* Data listing:
•••••

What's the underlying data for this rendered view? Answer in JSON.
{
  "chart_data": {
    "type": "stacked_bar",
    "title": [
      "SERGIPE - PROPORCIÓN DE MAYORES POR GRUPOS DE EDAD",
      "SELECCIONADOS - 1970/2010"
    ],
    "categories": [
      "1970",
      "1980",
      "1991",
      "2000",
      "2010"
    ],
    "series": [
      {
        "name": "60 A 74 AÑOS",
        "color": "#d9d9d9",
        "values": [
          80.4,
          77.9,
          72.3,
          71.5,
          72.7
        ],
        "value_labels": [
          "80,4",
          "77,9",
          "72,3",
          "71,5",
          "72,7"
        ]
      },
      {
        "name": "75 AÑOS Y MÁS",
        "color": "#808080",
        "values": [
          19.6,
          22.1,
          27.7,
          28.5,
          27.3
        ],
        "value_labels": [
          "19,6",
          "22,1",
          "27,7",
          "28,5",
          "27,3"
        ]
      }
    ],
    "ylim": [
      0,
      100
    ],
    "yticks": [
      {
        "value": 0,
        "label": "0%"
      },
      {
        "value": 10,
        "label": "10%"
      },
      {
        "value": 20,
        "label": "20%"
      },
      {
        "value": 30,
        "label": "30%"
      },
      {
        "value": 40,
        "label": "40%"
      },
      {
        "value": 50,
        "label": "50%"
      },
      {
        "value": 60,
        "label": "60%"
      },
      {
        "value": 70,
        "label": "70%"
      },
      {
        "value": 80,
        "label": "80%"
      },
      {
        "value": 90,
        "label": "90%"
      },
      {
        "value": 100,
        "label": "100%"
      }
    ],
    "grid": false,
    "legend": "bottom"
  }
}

•••••

* Instructions for the task:
Reproduce the entire listing word for word.

* Solved exercise:
What's the underlying data for this rendered view? Answer in JSON.
{
  "chart_data": {
    "type": "stacked_bar",
    "title": [
      "SERGIPE - PROPORCIÓN DE MAYORES POR GRUPOS DE EDAD",
      "SELECCIONADOS - 1970/2010"
    ],
    "categories": [
      "1970",
      "1980",
      "1991",
      "2000",
      "2010"
    ],
    "series": [
      {
        "name": "60 A 74 AÑOS",
        "color": "#d9d9d9",
        "values": [
          80.4,
          77.9,
          72.3,
          71.5,
          72.7
        ],
        "value_labels": [
          "80,4",
          "77,9",
          "72,3",
          "71,5",
          "72,7"
        ]
      },
      {
        "name": "75 AÑOS Y MÁS",
        "color": "#808080",
        "values": [
          19.6,
          22.1,
          27.7,
          28.5,
          27.3
        ],
        "value_labels": [
          "19,6",
          "22,1",
          "27,7",
          "28,5",
          "27,3"
        ]
      }
    ],
    "ylim": [
      0,
      100
    ],
    "yticks": [
      {
        "value": 0,
        "label": "0%"
      },
      {
        "value": 10,
        "label": "10%"
      },
      {
        "value": 20,
        "label": "20%"
      },
      {
        "value": 30,
        "label": "30%"
      },
      {
        "value": 40,
        "label": "40%"
      },
      {
        "value": 50,
        "label": "50%"
      },
      {
        "value": 60,
        "label": "60%"
      },
      {
        "value": 70,
        "label": "70%"
      },
      {
        "value": 80,
        "label": "80%"
      },
      {
        "value": 90,
        "label": "90%"
      },
      {
        "value": 100,
        "label": "100%"
      }
    ],
    "grid": false,
    "legend": "bottom"
  }
}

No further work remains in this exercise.